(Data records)
= = = = = = =

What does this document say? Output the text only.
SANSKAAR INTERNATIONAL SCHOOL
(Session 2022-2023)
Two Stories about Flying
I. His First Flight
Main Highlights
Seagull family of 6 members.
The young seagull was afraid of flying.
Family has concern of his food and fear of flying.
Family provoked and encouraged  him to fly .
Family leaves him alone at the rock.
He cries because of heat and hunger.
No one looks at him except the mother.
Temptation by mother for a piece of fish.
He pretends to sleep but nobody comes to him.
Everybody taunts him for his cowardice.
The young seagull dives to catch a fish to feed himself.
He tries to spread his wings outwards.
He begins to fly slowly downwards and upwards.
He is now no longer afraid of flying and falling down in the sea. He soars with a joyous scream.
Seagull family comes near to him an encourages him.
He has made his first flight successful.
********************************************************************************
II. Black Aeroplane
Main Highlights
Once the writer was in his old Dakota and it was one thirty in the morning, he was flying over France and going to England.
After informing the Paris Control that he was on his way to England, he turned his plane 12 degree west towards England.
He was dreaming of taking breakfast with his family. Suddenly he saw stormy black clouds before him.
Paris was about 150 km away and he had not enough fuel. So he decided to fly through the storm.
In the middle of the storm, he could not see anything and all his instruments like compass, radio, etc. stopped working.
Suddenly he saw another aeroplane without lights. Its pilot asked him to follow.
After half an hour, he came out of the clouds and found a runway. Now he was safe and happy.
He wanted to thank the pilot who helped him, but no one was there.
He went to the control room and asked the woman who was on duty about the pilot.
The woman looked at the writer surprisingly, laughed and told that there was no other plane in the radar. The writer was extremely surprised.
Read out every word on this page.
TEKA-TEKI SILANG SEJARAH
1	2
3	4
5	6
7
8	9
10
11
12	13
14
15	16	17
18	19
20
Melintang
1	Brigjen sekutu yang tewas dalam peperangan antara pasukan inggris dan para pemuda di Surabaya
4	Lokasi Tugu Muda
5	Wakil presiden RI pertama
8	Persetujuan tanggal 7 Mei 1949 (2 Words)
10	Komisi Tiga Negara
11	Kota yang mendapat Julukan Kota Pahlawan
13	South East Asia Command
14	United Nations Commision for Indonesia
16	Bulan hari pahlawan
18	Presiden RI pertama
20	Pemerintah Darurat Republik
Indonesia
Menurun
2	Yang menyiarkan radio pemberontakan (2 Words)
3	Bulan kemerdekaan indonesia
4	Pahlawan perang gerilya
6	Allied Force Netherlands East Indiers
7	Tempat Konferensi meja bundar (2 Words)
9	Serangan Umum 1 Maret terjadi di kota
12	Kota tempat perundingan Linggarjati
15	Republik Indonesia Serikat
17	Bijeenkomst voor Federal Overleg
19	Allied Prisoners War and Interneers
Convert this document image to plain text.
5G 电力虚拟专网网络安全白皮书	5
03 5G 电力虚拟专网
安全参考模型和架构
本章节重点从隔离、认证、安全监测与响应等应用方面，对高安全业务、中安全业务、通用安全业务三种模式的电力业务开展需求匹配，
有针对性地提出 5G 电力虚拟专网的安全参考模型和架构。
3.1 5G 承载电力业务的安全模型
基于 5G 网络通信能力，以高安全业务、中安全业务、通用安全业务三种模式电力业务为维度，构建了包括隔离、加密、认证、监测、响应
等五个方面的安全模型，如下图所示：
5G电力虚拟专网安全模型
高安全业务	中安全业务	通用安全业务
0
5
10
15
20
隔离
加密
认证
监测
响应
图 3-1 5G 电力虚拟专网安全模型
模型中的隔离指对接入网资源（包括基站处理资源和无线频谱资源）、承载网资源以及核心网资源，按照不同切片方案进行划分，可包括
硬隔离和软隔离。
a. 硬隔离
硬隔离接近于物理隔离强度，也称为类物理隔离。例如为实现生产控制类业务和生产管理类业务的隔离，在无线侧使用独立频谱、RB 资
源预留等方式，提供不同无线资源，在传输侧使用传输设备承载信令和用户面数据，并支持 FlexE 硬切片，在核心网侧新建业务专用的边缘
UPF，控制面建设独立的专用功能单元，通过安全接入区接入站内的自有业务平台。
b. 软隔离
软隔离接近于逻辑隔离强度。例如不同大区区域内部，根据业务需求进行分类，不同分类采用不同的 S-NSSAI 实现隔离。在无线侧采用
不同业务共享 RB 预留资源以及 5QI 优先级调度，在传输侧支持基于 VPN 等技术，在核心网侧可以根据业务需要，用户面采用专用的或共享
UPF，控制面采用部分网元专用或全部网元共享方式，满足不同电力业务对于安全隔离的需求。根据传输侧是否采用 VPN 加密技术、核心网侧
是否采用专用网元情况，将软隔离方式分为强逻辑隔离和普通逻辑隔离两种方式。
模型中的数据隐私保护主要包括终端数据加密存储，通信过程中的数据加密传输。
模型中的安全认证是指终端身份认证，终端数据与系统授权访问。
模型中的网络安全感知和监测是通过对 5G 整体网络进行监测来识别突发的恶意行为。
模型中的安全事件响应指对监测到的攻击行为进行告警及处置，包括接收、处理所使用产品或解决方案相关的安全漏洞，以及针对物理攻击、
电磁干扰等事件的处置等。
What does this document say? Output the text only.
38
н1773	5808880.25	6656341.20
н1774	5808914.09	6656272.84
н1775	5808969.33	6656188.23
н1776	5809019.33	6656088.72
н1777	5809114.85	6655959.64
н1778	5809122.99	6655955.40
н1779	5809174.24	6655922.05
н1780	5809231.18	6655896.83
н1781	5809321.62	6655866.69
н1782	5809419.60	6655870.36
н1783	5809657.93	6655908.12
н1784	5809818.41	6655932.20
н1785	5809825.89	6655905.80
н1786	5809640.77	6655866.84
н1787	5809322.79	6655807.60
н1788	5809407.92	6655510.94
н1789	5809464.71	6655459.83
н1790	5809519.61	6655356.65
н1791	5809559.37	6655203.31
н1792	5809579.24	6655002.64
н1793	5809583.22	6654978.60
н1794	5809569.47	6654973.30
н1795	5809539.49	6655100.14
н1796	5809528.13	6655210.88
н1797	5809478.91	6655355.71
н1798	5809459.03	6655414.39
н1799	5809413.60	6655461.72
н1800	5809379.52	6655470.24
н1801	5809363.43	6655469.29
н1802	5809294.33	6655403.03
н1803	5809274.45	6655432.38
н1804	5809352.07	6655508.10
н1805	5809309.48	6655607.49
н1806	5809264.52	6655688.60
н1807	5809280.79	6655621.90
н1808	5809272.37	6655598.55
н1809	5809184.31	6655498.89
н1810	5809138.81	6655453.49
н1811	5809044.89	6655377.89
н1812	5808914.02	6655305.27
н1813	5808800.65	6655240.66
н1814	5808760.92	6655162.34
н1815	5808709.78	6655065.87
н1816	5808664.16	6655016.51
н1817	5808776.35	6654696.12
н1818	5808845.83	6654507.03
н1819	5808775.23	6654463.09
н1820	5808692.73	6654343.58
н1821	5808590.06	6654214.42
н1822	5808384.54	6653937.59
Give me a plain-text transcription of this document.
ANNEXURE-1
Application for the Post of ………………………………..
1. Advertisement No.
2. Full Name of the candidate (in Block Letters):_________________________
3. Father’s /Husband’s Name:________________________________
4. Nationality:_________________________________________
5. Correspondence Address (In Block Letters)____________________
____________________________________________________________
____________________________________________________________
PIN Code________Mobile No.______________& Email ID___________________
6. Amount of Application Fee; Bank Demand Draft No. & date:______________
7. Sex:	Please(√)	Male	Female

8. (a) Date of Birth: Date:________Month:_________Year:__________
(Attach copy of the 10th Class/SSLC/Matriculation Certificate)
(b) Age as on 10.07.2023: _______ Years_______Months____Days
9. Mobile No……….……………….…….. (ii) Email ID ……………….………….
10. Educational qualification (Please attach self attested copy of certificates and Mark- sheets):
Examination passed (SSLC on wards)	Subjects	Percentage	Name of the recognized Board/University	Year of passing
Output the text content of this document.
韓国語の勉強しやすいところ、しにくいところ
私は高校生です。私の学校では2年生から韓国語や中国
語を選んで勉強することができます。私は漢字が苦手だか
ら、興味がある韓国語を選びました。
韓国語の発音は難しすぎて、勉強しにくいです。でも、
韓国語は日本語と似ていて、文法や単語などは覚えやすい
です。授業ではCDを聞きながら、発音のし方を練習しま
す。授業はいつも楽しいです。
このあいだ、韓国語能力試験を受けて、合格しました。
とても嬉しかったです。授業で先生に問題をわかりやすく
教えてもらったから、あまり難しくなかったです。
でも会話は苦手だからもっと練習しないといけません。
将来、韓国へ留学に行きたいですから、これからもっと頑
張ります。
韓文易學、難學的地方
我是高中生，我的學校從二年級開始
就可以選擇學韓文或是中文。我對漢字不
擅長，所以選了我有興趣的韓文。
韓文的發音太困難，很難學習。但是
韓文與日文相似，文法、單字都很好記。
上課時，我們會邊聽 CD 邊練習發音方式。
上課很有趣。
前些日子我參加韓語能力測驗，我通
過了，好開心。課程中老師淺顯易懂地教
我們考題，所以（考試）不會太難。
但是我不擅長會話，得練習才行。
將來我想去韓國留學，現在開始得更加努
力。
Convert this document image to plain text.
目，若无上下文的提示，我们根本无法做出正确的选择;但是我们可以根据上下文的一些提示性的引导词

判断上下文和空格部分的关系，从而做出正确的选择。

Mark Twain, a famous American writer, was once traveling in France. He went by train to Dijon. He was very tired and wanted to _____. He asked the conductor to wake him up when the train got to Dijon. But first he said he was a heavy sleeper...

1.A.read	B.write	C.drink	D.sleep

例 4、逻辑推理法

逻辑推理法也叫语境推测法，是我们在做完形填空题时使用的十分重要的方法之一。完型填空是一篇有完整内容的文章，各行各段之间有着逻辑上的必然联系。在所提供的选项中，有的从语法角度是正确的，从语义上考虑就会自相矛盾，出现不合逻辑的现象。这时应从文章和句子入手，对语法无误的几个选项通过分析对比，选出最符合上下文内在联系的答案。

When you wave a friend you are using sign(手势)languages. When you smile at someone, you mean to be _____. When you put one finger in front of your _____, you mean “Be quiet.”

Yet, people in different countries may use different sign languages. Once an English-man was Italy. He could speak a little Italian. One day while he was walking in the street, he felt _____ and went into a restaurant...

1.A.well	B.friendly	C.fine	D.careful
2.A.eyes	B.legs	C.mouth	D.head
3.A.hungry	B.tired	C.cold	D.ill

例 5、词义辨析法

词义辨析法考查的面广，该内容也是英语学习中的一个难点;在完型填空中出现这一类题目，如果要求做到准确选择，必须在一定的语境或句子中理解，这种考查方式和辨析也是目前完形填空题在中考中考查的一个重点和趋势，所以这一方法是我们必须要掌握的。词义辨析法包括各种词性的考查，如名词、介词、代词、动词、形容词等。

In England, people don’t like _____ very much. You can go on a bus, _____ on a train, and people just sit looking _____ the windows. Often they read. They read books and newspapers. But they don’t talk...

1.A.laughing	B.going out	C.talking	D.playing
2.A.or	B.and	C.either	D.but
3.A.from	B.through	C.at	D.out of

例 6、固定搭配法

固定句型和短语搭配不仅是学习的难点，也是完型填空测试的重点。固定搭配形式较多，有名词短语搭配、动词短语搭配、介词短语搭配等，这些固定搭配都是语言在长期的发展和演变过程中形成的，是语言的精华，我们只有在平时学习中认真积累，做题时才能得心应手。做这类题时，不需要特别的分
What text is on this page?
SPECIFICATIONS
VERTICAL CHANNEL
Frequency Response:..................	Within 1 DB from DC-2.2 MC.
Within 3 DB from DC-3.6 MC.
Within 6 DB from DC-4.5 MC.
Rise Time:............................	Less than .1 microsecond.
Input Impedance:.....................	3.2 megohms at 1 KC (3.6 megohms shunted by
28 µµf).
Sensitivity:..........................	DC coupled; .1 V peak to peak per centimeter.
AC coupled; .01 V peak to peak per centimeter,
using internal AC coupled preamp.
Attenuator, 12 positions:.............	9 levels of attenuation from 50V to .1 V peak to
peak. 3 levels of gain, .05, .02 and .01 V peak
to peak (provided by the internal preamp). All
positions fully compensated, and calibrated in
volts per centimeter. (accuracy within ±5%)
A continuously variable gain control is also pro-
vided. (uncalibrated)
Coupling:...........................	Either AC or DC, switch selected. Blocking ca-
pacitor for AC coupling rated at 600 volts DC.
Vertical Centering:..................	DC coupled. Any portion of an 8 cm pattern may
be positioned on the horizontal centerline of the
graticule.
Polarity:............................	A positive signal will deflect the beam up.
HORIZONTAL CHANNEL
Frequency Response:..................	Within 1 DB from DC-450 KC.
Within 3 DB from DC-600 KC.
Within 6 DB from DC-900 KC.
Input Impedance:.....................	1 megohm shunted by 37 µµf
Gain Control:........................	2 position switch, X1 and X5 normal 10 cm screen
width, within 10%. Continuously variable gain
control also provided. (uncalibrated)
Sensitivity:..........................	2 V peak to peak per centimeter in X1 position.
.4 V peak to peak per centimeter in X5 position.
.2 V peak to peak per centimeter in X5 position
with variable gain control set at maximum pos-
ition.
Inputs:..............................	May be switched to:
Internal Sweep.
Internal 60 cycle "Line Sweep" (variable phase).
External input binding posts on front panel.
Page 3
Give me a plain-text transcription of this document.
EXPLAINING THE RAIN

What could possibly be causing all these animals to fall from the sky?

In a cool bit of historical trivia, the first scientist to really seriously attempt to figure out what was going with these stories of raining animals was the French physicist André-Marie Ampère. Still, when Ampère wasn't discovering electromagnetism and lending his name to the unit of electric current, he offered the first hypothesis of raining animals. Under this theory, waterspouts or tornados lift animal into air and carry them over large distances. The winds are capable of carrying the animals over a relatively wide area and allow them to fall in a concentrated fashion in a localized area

= = = = = = =

■ Objective:
Copy each line of the records above that carries the word "pilot".

■ Answer below:
Suddenly he saw another aeroplane without lights. Its pilot asked him to follow.
He wanted to thank the pilot who helped him, but no one was there.
He went to the control room and asked the woman who was on duty about the pilot.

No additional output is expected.